_The request_:
From the entries below, extract every line that includes the word "this".

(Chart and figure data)
··········

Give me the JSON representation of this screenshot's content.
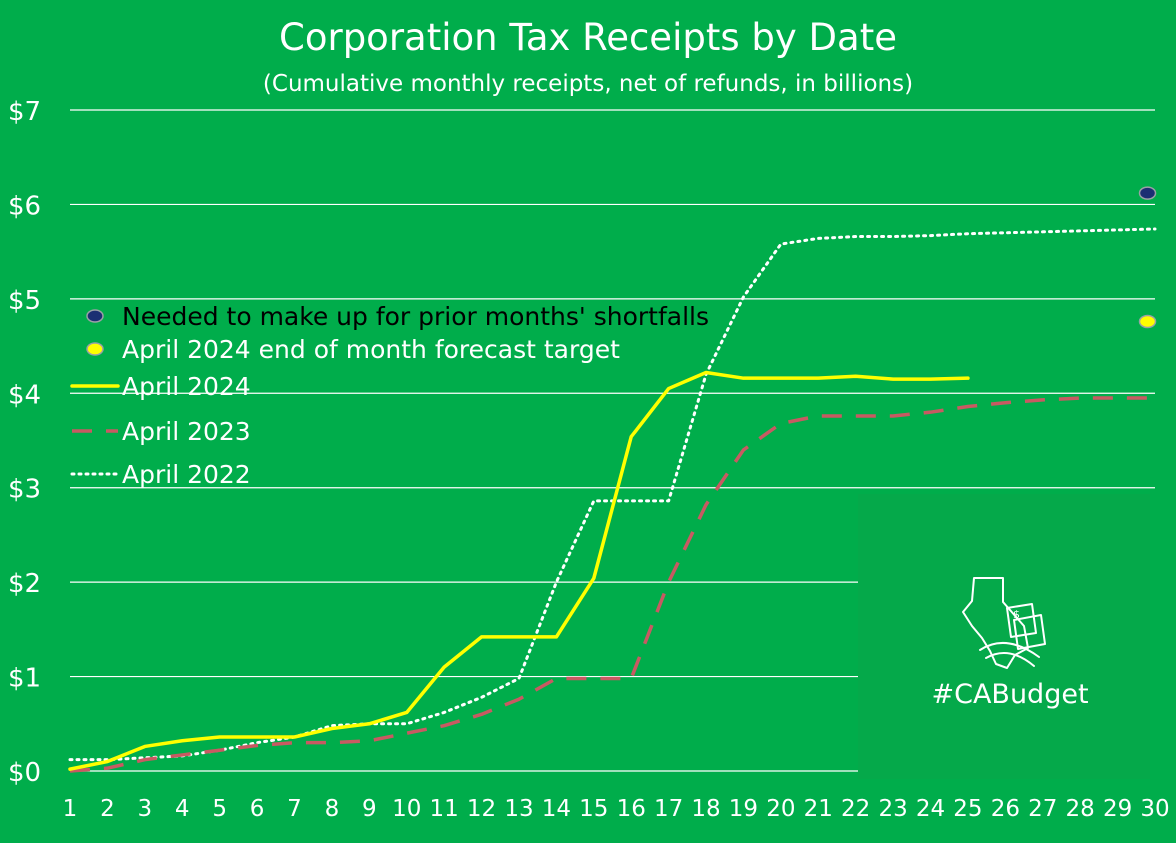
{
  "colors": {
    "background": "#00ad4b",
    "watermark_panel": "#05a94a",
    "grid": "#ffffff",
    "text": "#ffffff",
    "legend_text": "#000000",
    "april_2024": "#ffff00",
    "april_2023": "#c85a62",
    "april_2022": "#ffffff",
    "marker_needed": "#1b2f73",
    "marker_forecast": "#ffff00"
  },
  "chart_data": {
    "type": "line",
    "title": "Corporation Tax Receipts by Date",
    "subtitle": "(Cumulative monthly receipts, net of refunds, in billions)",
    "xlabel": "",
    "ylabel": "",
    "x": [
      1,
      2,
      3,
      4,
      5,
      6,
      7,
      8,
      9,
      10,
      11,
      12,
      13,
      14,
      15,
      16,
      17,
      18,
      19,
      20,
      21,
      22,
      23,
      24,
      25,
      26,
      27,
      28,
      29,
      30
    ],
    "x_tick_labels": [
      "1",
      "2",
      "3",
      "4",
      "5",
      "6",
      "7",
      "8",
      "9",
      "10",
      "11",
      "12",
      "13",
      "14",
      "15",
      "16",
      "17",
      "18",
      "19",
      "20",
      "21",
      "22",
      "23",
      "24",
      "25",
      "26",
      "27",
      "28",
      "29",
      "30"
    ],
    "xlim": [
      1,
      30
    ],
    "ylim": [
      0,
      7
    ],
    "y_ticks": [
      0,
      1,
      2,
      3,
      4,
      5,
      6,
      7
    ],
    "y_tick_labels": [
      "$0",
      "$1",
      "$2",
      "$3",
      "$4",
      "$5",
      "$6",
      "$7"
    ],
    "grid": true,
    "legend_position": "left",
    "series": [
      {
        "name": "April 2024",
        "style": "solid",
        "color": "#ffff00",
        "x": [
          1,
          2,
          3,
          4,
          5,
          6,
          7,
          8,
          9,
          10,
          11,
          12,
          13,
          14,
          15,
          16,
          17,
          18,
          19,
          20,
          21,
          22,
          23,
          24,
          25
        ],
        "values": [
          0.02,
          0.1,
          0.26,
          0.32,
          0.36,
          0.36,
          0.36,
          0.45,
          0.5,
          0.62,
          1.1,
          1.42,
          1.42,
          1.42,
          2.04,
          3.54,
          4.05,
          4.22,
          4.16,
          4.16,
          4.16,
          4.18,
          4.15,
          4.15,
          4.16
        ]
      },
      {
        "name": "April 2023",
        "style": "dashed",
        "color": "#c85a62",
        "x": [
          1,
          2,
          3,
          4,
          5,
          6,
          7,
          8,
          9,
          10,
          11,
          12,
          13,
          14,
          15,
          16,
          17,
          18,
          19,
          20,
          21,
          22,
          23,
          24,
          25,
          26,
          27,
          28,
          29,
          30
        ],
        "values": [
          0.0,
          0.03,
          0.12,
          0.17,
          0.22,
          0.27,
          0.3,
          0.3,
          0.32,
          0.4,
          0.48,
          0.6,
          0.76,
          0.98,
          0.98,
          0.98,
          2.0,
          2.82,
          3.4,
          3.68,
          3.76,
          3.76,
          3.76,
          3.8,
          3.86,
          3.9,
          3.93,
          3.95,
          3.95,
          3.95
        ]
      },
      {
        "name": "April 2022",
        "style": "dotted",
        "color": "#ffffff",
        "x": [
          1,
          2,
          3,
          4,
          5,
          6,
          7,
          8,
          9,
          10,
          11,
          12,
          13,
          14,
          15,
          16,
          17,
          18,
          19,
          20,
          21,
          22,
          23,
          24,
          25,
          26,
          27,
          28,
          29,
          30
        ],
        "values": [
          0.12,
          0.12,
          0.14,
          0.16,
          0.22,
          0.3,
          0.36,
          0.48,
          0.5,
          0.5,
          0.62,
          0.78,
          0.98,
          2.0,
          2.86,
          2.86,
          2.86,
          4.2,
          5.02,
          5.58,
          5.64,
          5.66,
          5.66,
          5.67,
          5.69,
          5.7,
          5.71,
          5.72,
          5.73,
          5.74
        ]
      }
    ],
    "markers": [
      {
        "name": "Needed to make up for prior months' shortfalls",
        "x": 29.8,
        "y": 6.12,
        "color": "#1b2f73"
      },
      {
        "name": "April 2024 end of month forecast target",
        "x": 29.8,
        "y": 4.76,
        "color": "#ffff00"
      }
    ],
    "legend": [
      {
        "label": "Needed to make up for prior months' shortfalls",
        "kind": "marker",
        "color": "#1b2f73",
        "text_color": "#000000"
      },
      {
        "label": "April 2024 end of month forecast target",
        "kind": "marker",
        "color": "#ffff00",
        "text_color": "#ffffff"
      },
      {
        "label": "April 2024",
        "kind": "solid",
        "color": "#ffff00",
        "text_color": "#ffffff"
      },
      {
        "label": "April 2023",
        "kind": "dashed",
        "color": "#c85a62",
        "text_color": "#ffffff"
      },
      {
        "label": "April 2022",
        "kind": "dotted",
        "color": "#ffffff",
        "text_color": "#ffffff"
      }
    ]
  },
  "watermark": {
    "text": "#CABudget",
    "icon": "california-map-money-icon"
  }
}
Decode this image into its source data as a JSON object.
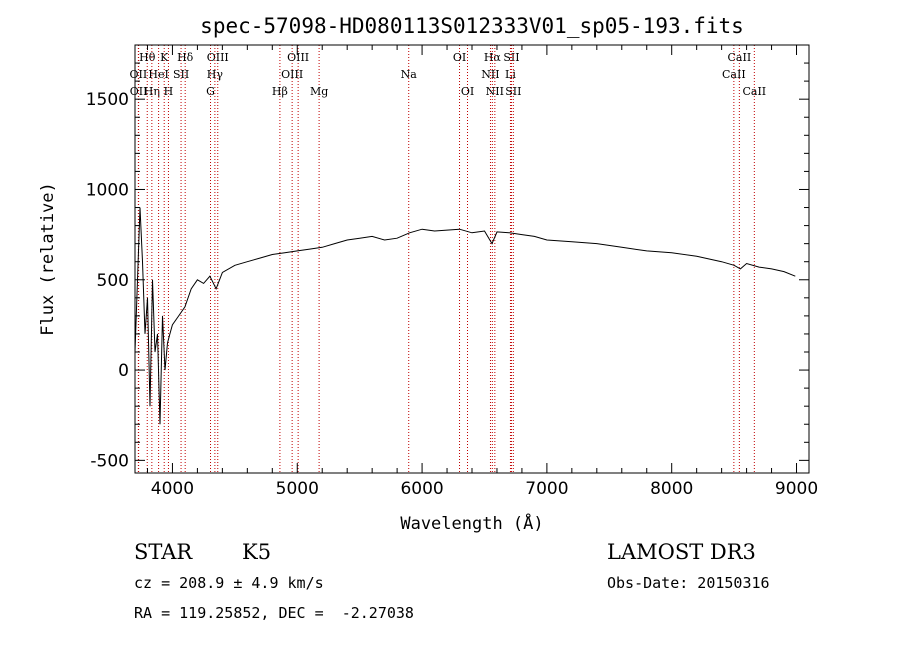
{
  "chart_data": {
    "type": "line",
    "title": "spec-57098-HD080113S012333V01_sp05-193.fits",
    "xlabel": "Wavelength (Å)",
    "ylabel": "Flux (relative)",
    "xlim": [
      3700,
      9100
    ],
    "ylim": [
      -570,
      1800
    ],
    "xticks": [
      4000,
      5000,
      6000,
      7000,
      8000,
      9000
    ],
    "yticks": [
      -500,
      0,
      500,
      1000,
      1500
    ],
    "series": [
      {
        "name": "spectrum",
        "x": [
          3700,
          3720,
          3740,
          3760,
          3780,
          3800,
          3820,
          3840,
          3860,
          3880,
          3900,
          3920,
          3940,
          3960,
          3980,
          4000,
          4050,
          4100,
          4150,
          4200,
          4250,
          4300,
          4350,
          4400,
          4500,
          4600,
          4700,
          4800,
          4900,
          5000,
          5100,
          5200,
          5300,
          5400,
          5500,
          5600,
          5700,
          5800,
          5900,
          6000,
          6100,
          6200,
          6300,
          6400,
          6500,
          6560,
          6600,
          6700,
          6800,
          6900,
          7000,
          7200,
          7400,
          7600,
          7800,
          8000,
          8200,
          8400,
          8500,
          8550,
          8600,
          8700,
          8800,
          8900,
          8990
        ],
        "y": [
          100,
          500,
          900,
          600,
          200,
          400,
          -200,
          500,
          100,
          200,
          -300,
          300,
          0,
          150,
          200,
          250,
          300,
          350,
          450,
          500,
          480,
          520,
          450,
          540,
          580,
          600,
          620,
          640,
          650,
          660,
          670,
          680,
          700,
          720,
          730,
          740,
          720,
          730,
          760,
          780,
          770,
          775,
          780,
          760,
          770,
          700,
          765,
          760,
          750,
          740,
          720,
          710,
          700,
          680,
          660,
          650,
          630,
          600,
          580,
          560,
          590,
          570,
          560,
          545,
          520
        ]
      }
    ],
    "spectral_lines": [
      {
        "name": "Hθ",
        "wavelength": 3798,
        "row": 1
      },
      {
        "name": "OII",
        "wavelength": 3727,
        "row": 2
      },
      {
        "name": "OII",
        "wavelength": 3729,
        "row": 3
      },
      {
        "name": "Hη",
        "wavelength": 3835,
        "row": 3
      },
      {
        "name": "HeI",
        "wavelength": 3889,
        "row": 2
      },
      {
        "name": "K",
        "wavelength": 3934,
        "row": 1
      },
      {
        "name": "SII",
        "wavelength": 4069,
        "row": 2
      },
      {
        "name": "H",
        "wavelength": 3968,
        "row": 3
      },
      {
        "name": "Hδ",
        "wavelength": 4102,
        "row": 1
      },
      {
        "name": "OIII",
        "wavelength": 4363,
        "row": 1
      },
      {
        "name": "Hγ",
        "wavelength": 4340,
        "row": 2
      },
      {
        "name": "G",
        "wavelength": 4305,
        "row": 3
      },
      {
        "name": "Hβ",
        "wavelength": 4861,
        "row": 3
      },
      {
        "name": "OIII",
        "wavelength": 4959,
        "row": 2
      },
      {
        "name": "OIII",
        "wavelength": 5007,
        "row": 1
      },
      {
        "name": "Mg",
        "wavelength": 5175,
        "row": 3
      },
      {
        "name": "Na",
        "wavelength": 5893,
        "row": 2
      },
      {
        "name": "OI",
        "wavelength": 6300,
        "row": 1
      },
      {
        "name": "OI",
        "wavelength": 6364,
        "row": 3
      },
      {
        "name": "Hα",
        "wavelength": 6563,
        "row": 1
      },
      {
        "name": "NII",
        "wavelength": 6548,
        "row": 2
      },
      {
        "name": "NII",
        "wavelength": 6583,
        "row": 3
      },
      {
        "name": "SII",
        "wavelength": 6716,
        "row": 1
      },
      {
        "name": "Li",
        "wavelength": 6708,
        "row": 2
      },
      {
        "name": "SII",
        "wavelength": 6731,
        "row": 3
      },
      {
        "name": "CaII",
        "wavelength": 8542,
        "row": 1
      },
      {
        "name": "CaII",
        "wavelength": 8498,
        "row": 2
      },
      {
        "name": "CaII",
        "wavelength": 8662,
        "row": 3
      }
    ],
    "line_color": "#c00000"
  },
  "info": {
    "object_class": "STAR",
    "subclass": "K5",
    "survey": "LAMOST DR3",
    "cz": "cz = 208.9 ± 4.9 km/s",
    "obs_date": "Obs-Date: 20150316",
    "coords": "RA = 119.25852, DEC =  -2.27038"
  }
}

··········

_Task response_:
Give me the JSON representation of this screenshot's content.
Decode this image into its source data as a JSON object.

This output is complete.